STATED EXERCISE :: Transcribe the records below exactly as they appear.

DATA FOR THIS TASK ::
────────────────
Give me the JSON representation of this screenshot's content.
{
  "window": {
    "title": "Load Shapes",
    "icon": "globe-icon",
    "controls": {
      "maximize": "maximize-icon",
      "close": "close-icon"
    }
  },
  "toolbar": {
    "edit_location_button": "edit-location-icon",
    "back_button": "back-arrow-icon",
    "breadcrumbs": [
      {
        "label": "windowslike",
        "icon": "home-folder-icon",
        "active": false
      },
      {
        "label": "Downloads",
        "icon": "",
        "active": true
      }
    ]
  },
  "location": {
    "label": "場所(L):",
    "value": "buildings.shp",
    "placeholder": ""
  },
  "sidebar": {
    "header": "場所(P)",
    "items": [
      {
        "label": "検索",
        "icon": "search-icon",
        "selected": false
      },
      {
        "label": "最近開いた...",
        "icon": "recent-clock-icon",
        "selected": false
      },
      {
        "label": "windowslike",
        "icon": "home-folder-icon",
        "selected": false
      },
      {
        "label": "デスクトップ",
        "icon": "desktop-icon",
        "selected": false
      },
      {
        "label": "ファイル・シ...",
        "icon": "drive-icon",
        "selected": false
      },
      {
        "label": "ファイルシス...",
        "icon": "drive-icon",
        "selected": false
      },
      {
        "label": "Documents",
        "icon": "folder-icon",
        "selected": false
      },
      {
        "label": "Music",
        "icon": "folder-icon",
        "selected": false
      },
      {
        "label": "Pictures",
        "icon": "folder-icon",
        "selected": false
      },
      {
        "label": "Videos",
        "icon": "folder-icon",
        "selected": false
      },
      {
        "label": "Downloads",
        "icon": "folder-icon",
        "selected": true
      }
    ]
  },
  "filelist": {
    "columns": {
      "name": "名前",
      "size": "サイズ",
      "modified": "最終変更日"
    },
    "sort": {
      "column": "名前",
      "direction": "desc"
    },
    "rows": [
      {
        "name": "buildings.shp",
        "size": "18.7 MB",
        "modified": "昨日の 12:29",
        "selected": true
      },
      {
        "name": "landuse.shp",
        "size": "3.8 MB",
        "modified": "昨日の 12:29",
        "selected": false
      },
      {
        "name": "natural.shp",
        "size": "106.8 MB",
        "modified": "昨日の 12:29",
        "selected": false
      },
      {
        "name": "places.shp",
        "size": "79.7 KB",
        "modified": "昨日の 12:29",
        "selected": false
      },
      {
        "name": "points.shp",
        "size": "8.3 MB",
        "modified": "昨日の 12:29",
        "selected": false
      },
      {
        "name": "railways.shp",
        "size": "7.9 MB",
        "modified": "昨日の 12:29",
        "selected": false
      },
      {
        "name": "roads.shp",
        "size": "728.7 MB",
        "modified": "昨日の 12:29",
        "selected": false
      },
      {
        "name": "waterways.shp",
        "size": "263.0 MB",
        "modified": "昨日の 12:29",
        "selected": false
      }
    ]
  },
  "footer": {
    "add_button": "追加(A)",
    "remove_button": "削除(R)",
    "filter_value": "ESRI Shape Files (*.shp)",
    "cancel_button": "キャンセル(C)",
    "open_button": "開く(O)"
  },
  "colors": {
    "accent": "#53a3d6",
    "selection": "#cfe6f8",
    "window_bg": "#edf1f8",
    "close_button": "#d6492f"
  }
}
────────────────
FINISHED EXERCISE ::
Give me the JSON representation of this screenshot's content.
{
  "window": {
    "title": "Load Shapes",
    "icon": "globe-icon",
    "controls": {
      "maximize": "maximize-icon",
      "close": "close-icon"
    }
  },
  "toolbar": {
    "edit_location_button": "edit-location-icon",
    "back_button": "back-arrow-icon",
    "breadcrumbs": [
      {
        "label": "windowslike",
        "icon": "home-folder-icon",
        "active": false
      },
      {
        "label": "Downloads",
        "icon": "",
        "active": true
      }
    ]
  },
  "location": {
    "label": "場所(L):",
    "value": "buildings.shp",
    "placeholder": ""
  },
  "sidebar": {
    "header": "場所(P)",
    "items": [
      {
        "label": "検索",
        "icon": "search-icon",
        "selected": false
      },
      {
        "label": "最近開いた...",
        "icon": "recent-clock-icon",
        "selected": false
      },
      {
        "label": "windowslike",
        "icon": "home-folder-icon",
        "selected": false
      },
      {
        "label": "デスクトップ",
        "icon": "desktop-icon",
        "selected": false
      },
      {
        "label": "ファイル・シ...",
        "icon": "drive-icon",
        "selected": false
      },
      {
        "label": "ファイルシス...",
        "icon": "drive-icon",
        "selected": false
      },
      {
        "label": "Documents",
        "icon": "folder-icon",
        "selected": false
      },
      {
        "label": "Music",
        "icon": "folder-icon",
        "selected": false
      },
      {
        "label": "Pictures",
        "icon": "folder-icon",
        "selected": false
      },
      {
        "label": "Videos",
        "icon": "folder-icon",
        "selected": false
      },
      {
        "label": "Downloads",
        "icon": "folder-icon",
        "selected": true
      }
    ]
  },
  "filelist": {
    "columns": {
      "name": "名前",
      "size": "サイズ",
      "modified": "最終変更日"
    },
    "sort": {
      "column": "名前",
      "direction": "desc"
    },
    "rows": [
      {
        "name": "buildings.shp",
        "size": "18.7 MB",
        "modified": "昨日の 12:29",
        "selected": true
      },
      {
        "name": "landuse.shp",
        "size": "3.8 MB",
        "modified": "昨日の 12:29",
        "selected": false
      },
      {
        "name": "natural.shp",
        "size": "106.8 MB",
        "modified": "昨日の 12:29",
        "selected": false
      },
      {
        "name": "places.shp",
        "size": "79.7 KB",
        "modified": "昨日の 12:29",
        "selected": false
      },
      {
        "name": "points.shp",
        "size": "8.3 MB",
        "modified": "昨日の 12:29",
        "selected": false
      },
      {
        "name": "railways.shp",
        "size": "7.9 MB",
        "modified": "昨日の 12:29",
        "selected": false
      },
      {
        "name": "roads.shp",
        "size": "728.7 MB",
        "modified": "昨日の 12:29",
        "selected": false
      },
      {
        "name": "waterways.shp",
        "size": "263.0 MB",
        "modified": "昨日の 12:29",
        "selected": false
      }
    ]
  },
  "footer": {
    "add_button": "追加(A)",
    "remove_button": "削除(R)",
    "filter_value": "ESRI Shape Files (*.shp)",
    "cancel_button": "キャンセル(C)",
    "open_button": "開く(O)"
  },
  "colors": {
    "accent": "#53a3d6",
    "selection": "#cfe6f8",
    "window_bg": "#edf1f8",
    "close_button": "#d6492f"
  }
}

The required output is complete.